En México, el Día de Muertos celebra el regreso simbólico de los difuntos al mundo de los vivos. En casas y cementerios se levantan altares con flores, pan, velas y objetos personales, mientras las familias se reúnen entre música, comida y calaveras literarias que, con humor, conversan con la muerte.
En los Andes, entre comunidades quechuas y aymaras, la muerte se entiende como regreso al territorio. Los cuerpos se confían a la tierra o al agua que los vio nacer, porque el vínculo entre persona y paisaje se transforma. Las cosmologías, silenciadas por la colonización, recuerdan que morir también puede ser volver a la trama que nos sostiene.
Estas prácticas muestran algo esencial: no existe una sola manera de llorar. Cada cultura ha inventado herramientas para transformar la ausencia en relación y la memoria en cuidado.
Europa y la pérdida del lenguaje del duelo
En gran parte de Europa, el duelo se ha vuelto más íntimo y menos visible. La muerte suele tener lugar en instituciones, lejos de los espacios domésticos, y muchos de los rituales que antes acompañaban la pérdida se han ido diluyendo.
La discreción ha sustituido en gran medida a las formas colectivas de despedida. En España, como en otros países europeos, aún cuesta hablar del duelo y la muerte sin incomodidad. Iniciativas como el Festival Vida al final de la vida invitan a la ciudadanía a participar en actividades artísticas y conversaciones abiertas sobre ello.

DATOS EXTRAÍDOS:

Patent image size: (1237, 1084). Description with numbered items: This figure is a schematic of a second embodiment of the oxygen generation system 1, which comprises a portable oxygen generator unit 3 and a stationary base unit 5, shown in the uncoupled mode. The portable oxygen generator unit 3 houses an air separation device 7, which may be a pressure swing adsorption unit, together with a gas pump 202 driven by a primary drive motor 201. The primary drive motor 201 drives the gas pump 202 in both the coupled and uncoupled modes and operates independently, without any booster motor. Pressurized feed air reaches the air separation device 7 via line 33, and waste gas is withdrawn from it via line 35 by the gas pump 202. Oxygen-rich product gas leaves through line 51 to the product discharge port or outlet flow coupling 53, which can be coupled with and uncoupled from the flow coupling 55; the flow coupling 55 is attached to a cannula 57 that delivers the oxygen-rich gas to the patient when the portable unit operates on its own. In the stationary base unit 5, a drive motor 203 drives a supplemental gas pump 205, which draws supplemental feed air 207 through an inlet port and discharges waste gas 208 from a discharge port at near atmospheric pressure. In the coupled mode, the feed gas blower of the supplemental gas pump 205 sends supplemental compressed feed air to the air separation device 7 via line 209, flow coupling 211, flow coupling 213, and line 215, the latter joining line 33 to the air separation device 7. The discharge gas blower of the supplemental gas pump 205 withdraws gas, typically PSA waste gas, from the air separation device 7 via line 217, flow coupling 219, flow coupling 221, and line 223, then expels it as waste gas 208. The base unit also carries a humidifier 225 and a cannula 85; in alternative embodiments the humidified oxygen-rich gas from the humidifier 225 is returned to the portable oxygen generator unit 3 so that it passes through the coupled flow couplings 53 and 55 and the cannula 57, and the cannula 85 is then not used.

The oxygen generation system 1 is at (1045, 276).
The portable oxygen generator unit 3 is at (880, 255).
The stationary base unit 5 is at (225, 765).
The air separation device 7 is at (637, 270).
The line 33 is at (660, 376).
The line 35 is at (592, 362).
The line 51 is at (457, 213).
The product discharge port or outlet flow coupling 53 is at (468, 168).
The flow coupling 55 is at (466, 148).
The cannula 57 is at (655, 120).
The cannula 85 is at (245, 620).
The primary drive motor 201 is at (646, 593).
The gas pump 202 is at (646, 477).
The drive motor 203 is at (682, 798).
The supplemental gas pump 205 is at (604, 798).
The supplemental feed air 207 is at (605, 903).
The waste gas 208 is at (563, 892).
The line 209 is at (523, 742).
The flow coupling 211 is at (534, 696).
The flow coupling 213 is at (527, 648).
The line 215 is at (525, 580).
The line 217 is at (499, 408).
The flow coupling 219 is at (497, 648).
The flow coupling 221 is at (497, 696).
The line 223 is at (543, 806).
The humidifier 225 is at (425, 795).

TAREAS DEL EJERCICIO:
a) Cite, sin alteración alguna, el pasaje del texto sobre el duelo que abarca desde "En los Andes, entre" hasta "han ido diluyendo.", ambos incluidos.
b) Según el texto sobre el duelo, ¿qué iniciativa invita a la ciudadanía a participar en actividades artísticas y conversaciones abiertas sobre el duelo y la muerte?
El material no interviene en este ejercicio.

RESPUESTAS POR TAREA:
a)
En los Andes, entre comunidades quechuas y aymaras, la muerte se entiende como regreso al territorio. Los cuerpos se confían a la tierra o al agua que los vio nacer, porque el vínculo entre persona y paisaje se transforma. Las cosmologías, silenciadas por la colonización, recuerdan que morir también puede ser volver a la trama que nos sostiene.
Estas prácticas muestran algo esencial: no existe una sola manera de llorar. Cada cultura ha inventado herramientas para transformar la ausencia en relación y la memoria en cuidado.
Europa y la pérdida del lenguaje del duelo
En gran parte de Europa, el duelo se ha vuelto más íntimo y menos visible. La muerte suele tener lugar en instituciones, lejos de los espacios domésticos, y muchos de los rituales que antes acompañaban la pérdida se han ido diluyendo.

b) El Festival Vida al final de la vida.